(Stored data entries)
::::::
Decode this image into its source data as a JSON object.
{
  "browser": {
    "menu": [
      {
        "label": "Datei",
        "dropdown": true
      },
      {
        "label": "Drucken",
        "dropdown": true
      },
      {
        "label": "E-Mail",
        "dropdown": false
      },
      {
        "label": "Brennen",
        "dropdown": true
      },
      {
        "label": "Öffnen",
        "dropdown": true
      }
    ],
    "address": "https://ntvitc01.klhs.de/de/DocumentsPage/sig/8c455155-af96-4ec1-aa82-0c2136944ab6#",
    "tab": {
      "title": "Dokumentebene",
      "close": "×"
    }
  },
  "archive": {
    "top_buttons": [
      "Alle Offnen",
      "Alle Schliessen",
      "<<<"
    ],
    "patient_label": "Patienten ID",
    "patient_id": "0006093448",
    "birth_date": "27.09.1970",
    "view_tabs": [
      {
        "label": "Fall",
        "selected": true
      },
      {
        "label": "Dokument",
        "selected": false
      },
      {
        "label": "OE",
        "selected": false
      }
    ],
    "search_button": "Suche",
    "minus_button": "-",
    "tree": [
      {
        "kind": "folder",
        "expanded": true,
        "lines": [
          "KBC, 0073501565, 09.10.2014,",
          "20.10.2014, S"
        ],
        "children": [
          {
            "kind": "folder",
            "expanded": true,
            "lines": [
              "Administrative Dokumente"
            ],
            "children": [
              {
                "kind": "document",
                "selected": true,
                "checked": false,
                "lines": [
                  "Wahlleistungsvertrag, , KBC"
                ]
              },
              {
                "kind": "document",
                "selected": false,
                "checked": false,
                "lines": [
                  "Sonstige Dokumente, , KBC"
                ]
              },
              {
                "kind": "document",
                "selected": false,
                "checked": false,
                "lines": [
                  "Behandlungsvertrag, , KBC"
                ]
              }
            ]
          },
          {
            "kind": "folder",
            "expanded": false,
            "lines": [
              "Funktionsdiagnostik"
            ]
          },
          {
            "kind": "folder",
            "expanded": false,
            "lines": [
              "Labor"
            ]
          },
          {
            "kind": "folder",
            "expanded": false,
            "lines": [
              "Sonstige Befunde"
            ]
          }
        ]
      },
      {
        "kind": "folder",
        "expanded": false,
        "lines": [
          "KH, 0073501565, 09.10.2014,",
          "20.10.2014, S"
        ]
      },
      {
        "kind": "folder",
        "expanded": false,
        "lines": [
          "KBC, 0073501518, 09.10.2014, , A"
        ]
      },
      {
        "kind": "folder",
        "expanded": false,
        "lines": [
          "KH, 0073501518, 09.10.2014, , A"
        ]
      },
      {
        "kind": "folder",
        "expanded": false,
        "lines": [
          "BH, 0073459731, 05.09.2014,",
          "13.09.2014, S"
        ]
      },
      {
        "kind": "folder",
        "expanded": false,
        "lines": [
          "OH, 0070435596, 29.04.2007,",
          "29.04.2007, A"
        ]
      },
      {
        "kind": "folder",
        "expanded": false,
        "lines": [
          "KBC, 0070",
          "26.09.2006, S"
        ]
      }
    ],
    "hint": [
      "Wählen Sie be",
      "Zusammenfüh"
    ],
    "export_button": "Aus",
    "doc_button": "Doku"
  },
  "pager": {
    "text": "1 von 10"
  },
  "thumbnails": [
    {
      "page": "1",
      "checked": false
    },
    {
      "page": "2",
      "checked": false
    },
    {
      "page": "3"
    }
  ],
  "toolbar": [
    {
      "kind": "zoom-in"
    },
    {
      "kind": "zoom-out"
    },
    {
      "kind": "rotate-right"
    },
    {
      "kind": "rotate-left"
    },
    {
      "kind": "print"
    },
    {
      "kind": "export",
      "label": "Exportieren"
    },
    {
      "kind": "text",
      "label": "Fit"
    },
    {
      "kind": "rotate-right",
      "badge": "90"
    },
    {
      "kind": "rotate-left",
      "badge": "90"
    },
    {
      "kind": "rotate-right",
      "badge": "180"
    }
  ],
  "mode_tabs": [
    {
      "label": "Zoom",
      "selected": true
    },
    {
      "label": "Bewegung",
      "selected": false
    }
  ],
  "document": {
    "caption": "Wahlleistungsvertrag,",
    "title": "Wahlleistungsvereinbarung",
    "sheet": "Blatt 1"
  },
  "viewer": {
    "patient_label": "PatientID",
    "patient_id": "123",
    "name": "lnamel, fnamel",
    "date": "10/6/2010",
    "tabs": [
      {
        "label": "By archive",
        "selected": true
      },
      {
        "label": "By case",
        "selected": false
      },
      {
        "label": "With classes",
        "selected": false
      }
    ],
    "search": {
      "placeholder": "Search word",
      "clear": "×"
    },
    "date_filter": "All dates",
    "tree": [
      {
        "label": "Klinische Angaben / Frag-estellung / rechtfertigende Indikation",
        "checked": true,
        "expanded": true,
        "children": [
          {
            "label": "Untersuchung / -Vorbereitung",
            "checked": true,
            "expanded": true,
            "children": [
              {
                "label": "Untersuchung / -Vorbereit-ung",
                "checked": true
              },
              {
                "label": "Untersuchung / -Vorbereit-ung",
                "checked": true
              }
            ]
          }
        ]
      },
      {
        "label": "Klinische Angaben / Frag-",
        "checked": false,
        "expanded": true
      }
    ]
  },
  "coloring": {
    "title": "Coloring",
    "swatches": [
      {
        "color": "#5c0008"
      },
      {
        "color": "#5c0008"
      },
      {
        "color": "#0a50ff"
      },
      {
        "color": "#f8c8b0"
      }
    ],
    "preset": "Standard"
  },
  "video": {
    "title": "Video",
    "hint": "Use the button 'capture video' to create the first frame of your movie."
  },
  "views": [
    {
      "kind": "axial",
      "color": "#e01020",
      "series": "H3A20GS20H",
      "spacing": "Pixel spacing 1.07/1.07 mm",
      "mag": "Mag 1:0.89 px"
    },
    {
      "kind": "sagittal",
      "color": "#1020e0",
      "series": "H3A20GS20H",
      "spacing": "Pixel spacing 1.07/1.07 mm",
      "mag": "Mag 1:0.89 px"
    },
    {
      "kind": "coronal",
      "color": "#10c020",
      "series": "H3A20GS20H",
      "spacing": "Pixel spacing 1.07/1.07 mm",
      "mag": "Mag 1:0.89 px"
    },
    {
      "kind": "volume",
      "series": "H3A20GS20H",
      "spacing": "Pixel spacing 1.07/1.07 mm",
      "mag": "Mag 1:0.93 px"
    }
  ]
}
::::::
_EXERCISE TASK_
Please set down each line of the records exactly as given.

_TASK RESULT_
Decode this image into its source data as a JSON object.
{
  "browser": {
    "menu": [
      {
        "label": "Datei",
        "dropdown": true
      },
      {
        "label": "Drucken",
        "dropdown": true
      },
      {
        "label": "E-Mail",
        "dropdown": false
      },
      {
        "label": "Brennen",
        "dropdown": true
      },
      {
        "label": "Öffnen",
        "dropdown": true
      }
    ],
    "address": "https://ntvitc01.klhs.de/de/DocumentsPage/sig/8c455155-af96-4ec1-aa82-0c2136944ab6#",
    "tab": {
      "title": "Dokumentebene",
      "close": "×"
    }
  },
  "archive": {
    "top_buttons": [
      "Alle Offnen",
      "Alle Schliessen",
      "<<<"
    ],
    "patient_label": "Patienten ID",
    "patient_id": "0006093448",
    "birth_date": "27.09.1970",
    "view_tabs": [
      {
        "label": "Fall",
        "selected": true
      },
      {
        "label": "Dokument",
        "selected": false
      },
      {
        "label": "OE",
        "selected": false
      }
    ],
    "search_button": "Suche",
    "minus_button": "-",
    "tree": [
      {
        "kind": "folder",
        "expanded": true,
        "lines": [
          "KBC, 0073501565, 09.10.2014,",
          "20.10.2014, S"
        ],
        "children": [
          {
            "kind": "folder",
            "expanded": true,
            "lines": [
              "Administrative Dokumente"
            ],
            "children": [
              {
                "kind": "document",
                "selected": true,
                "checked": false,
                "lines": [
                  "Wahlleistungsvertrag, , KBC"
                ]
              },
              {
                "kind": "document",
                "selected": false,
                "checked": false,
                "lines": [
                  "Sonstige Dokumente, , KBC"
                ]
              },
              {
                "kind": "document",
                "selected": false,
                "checked": false,
                "lines": [
                  "Behandlungsvertrag, , KBC"
                ]
              }
            ]
          },
          {
            "kind": "folder",
            "expanded": false,
            "lines": [
              "Funktionsdiagnostik"
            ]
          },
          {
            "kind": "folder",
            "expanded": false,
            "lines": [
              "Labor"
            ]
          },
          {
            "kind": "folder",
            "expanded": false,
            "lines": [
              "Sonstige Befunde"
            ]
          }
        ]
      },
      {
        "kind": "folder",
        "expanded": false,
        "lines": [
          "KH, 0073501565, 09.10.2014,",
          "20.10.2014, S"
        ]
      },
      {
        "kind": "folder",
        "expanded": false,
        "lines": [
          "KBC, 0073501518, 09.10.2014, , A"
        ]
      },
      {
        "kind": "folder",
        "expanded": false,
        "lines": [
          "KH, 0073501518, 09.10.2014, , A"
        ]
      },
      {
        "kind": "folder",
        "expanded": false,
        "lines": [
          "BH, 0073459731, 05.09.2014,",
          "13.09.2014, S"
        ]
      },
      {
        "kind": "folder",
        "expanded": false,
        "lines": [
          "OH, 0070435596, 29.04.2007,",
          "29.04.2007, A"
        ]
      },
      {
        "kind": "folder",
        "expanded": false,
        "lines": [
          "KBC, 0070",
          "26.09.2006, S"
        ]
      }
    ],
    "hint": [
      "Wählen Sie be",
      "Zusammenfüh"
    ],
    "export_button": "Aus",
    "doc_button": "Doku"
  },
  "pager": {
    "text": "1 von 10"
  },
  "thumbnails": [
    {
      "page": "1",
      "checked": false
    },
    {
      "page": "2",
      "checked": false
    },
    {
      "page": "3"
    }
  ],
  "toolbar": [
    {
      "kind": "zoom-in"
    },
    {
      "kind": "zoom-out"
    },
    {
      "kind": "rotate-right"
    },
    {
      "kind": "rotate-left"
    },
    {
      "kind": "print"
    },
    {
      "kind": "export",
      "label": "Exportieren"
    },
    {
      "kind": "text",
      "label": "Fit"
    },
    {
      "kind": "rotate-right",
      "badge": "90"
    },
    {
      "kind": "rotate-left",
      "badge": "90"
    },
    {
      "kind": "rotate-right",
      "badge": "180"
    }
  ],
  "mode_tabs": [
    {
      "label": "Zoom",
      "selected": true
    },
    {
      "label": "Bewegung",
      "selected": false
    }
  ],
  "document": {
    "caption": "Wahlleistungsvertrag,",
    "title": "Wahlleistungsvereinbarung",
    "sheet": "Blatt 1"
  },
  "viewer": {
    "patient_label": "PatientID",
    "patient_id": "123",
    "name": "lnamel, fnamel",
    "date": "10/6/2010",
    "tabs": [
      {
        "label": "By archive",
        "selected": true
      },
      {
        "label": "By case",
        "selected": false
      },
      {
        "label": "With classes",
        "selected": false
      }
    ],
    "search": {
      "placeholder": "Search word",
      "clear": "×"
    },
    "date_filter": "All dates",
    "tree": [
      {
        "label": "Klinische Angaben / Frag-estellung / rechtfertigende Indikation",
        "checked": true,
        "expanded": true,
        "children": [
          {
            "label": "Untersuchung / -Vorbereitung",
            "checked": true,
            "expanded": true,
            "children": [
              {
                "label": "Untersuchung / -Vorbereit-ung",
                "checked": true
              },
              {
                "label": "Untersuchung / -Vorbereit-ung",
                "checked": true
              }
            ]
          }
        ]
      },
      {
        "label": "Klinische Angaben / Frag-",
        "checked": false,
        "expanded": true
      }
    ]
  },
  "coloring": {
    "title": "Coloring",
    "swatches": [
      {
        "color": "#5c0008"
      },
      {
        "color": "#5c0008"
      },
      {
        "color": "#0a50ff"
      },
      {
        "color": "#f8c8b0"
      }
    ],
    "preset": "Standard"
  },
  "video": {
    "title": "Video",
    "hint": "Use the button 'capture video' to create the first frame of your movie."
  },
  "views": [
    {
      "kind": "axial",
      "color": "#e01020",
      "series": "H3A20GS20H",
      "spacing": "Pixel spacing 1.07/1.07 mm",
      "mag": "Mag 1:0.89 px"
    },
    {
      "kind": "sagittal",
      "color": "#1020e0",
      "series": "H3A20GS20H",
      "spacing": "Pixel spacing 1.07/1.07 mm",
      "mag": "Mag 1:0.89 px"
    },
    {
      "kind": "coronal",
      "color": "#10c020",
      "series": "H3A20GS20H",
      "spacing": "Pixel spacing 1.07/1.07 mm",
      "mag": "Mag 1:0.89 px"
    },
    {
      "kind": "volume",
      "series": "H3A20GS20H",
      "spacing": "Pixel spacing 1.07/1.07 mm",
      "mag": "Mag 1:0.93 px"
    }
  ]
}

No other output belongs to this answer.